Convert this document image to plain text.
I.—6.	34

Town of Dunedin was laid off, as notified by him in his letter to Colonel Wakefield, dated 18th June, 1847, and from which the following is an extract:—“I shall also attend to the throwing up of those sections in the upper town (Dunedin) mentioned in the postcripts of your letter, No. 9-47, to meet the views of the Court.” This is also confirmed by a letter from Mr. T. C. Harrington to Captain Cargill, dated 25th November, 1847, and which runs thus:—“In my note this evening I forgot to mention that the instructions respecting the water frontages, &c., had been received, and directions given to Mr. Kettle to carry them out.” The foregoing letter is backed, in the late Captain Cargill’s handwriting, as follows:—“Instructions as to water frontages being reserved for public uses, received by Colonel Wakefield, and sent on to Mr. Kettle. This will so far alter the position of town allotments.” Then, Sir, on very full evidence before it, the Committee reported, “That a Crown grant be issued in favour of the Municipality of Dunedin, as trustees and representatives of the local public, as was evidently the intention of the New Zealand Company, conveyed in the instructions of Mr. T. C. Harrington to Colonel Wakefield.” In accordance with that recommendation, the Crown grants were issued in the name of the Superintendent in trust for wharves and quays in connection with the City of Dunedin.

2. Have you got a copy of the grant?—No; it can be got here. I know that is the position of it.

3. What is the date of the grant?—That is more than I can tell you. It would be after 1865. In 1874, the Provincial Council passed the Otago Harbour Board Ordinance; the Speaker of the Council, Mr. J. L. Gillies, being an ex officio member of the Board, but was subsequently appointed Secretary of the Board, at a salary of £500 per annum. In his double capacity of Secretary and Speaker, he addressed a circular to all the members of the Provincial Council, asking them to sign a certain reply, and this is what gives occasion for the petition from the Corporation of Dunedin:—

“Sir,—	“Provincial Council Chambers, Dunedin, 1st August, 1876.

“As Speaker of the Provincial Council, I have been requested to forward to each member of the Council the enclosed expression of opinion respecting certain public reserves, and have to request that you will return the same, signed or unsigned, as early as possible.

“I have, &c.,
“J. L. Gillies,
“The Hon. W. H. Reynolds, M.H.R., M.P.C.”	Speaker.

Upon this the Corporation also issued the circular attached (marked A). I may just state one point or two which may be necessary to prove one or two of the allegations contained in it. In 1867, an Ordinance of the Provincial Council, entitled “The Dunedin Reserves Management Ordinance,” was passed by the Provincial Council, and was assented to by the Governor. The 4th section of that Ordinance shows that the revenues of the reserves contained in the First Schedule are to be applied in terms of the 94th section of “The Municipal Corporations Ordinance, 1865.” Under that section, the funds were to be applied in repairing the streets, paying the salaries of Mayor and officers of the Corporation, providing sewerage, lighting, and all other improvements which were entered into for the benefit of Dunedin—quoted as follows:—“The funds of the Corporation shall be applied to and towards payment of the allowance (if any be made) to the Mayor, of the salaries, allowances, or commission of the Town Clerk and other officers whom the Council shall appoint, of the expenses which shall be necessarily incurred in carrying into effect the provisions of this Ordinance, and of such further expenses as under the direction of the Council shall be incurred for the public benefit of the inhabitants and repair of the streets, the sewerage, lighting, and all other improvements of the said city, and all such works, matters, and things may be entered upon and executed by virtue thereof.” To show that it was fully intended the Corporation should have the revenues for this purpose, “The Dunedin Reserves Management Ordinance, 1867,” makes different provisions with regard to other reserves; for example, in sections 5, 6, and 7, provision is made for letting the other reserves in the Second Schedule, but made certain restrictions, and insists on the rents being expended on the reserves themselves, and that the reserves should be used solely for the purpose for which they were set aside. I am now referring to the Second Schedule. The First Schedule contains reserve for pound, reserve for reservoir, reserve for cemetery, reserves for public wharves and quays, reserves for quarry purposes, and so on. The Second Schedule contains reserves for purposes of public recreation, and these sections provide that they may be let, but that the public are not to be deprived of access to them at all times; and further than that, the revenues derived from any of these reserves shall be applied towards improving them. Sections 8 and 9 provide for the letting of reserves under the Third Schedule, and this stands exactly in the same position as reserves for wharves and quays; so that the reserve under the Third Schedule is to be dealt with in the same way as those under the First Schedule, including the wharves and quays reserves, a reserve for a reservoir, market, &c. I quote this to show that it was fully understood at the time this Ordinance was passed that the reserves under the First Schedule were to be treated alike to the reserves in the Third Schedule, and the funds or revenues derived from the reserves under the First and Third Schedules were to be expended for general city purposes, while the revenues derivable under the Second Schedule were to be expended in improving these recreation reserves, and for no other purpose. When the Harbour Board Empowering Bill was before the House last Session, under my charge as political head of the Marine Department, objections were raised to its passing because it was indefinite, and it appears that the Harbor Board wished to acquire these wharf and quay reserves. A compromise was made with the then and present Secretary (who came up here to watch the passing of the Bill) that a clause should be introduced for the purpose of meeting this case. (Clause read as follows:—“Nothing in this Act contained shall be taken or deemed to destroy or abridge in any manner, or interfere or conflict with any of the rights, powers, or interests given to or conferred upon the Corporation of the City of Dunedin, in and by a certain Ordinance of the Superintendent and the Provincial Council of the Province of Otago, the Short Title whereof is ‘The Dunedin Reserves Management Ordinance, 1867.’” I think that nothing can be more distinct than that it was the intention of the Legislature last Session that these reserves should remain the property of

# EXERCISE
Repeat the data in its entirety, character for character.

# THE REPLY
Convert this document image to plain text.
I.—6.	34

Town of Dunedin was laid off, as notified by him in his letter to Colonel Wakefield, dated 18th June, 1847, and from which the following is an extract:—“I shall also attend to the throwing up of those sections in the upper town (Dunedin) mentioned in the postcripts of your letter, No. 9-47, to meet the views of the Court.” This is also confirmed by a letter from Mr. T. C. Harrington to Captain Cargill, dated 25th November, 1847, and which runs thus:—“In my note this evening I forgot to mention that the instructions respecting the water frontages, &c., had been received, and directions given to Mr. Kettle to carry them out.” The foregoing letter is backed, in the late Captain Cargill’s handwriting, as follows:—“Instructions as to water frontages being reserved for public uses, received by Colonel Wakefield, and sent on to Mr. Kettle. This will so far alter the position of town allotments.” Then, Sir, on very full evidence before it, the Committee reported, “That a Crown grant be issued in favour of the Municipality of Dunedin, as trustees and representatives of the local public, as was evidently the intention of the New Zealand Company, conveyed in the instructions of Mr. T. C. Harrington to Colonel Wakefield.” In accordance with that recommendation, the Crown grants were issued in the name of the Superintendent in trust for wharves and quays in connection with the City of Dunedin.

2. Have you got a copy of the grant?—No; it can be got here. I know that is the position of it.

3. What is the date of the grant?—That is more than I can tell you. It would be after 1865. In 1874, the Provincial Council passed the Otago Harbour Board Ordinance; the Speaker of the Council, Mr. J. L. Gillies, being an ex officio member of the Board, but was subsequently appointed Secretary of the Board, at a salary of £500 per annum. In his double capacity of Secretary and Speaker, he addressed a circular to all the members of the Provincial Council, asking them to sign a certain reply, and this is what gives occasion for the petition from the Corporation of Dunedin:—

“Sir,—	“Provincial Council Chambers, Dunedin, 1st August, 1876.

“As Speaker of the Provincial Council, I have been requested to forward to each member of the Council the enclosed expression of opinion respecting certain public reserves, and have to request that you will return the same, signed or unsigned, as early as possible.

“I have, &c.,
“J. L. Gillies,
“The Hon. W. H. Reynolds, M.H.R., M.P.C.”	Speaker.

Upon this the Corporation also issued the circular attached (marked A). I may just state one point or two which may be necessary to prove one or two of the allegations contained in it. In 1867, an Ordinance of the Provincial Council, entitled “The Dunedin Reserves Management Ordinance,” was passed by the Provincial Council, and was assented to by the Governor. The 4th section of that Ordinance shows that the revenues of the reserves contained in the First Schedule are to be applied in terms of the 94th section of “The Municipal Corporations Ordinance, 1865.” Under that section, the funds were to be applied in repairing the streets, paying the salaries of Mayor and officers of the Corporation, providing sewerage, lighting, and all other improvements which were entered into for the benefit of Dunedin—quoted as follows:—“The funds of the Corporation shall be applied to and towards payment of the allowance (if any be made) to the Mayor, of the salaries, allowances, or commission of the Town Clerk and other officers whom the Council shall appoint, of the expenses which shall be necessarily incurred in carrying into effect the provisions of this Ordinance, and of such further expenses as under the direction of the Council shall be incurred for the public benefit of the inhabitants and repair of the streets, the sewerage, lighting, and all other improvements of the said city, and all such works, matters, and things may be entered upon and executed by virtue thereof.” To show that it was fully intended the Corporation should have the revenues for this purpose, “The Dunedin Reserves Management Ordinance, 1867,” makes different provisions with regard to other reserves; for example, in sections 5, 6, and 7, provision is made for letting the other reserves in the Second Schedule, but made certain restrictions, and insists on the rents being expended on the reserves themselves, and that the reserves should be used solely for the purpose for which they were set aside. I am now referring to the Second Schedule. The First Schedule contains reserve for pound, reserve for reservoir, reserve for cemetery, reserves for public wharves and quays, reserves for quarry purposes, and so on. The Second Schedule contains reserves for purposes of public recreation, and these sections provide that they may be let, but that the public are not to be deprived of access to them at all times; and further than that, the revenues derived from any of these reserves shall be applied towards improving them. Sections 8 and 9 provide for the letting of reserves under the Third Schedule, and this stands exactly in the same position as reserves for wharves and quays; so that the reserve under the Third Schedule is to be dealt with in the same way as those under the First Schedule, including the wharves and quays reserves, a reserve for a reservoir, market, &c. I quote this to show that it was fully understood at the time this Ordinance was passed that the reserves under the First Schedule were to be treated alike to the reserves in the Third Schedule, and the funds or revenues derived from the reserves under the First and Third Schedules were to be expended for general city purposes, while the revenues derivable under the Second Schedule were to be expended in improving these recreation reserves, and for no other purpose. When the Harbour Board Empowering Bill was before the House last Session, under my charge as political head of the Marine Department, objections were raised to its passing because it was indefinite, and it appears that the Harbor Board wished to acquire these wharf and quay reserves. A compromise was made with the then and present Secretary (who came up here to watch the passing of the Bill) that a clause should be introduced for the purpose of meeting this case. (Clause read as follows:—“Nothing in this Act contained shall be taken or deemed to destroy or abridge in any manner, or interfere or conflict with any of the rights, powers, or interests given to or conferred upon the Corporation of the City of Dunedin, in and by a certain Ordinance of the Superintendent and the Provincial Council of the Province of Otago, the Short Title whereof is ‘The Dunedin Reserves Management Ordinance, 1867.’” I think that nothing can be more distinct than that it was the intention of the Legislature last Session that these reserves should remain the property of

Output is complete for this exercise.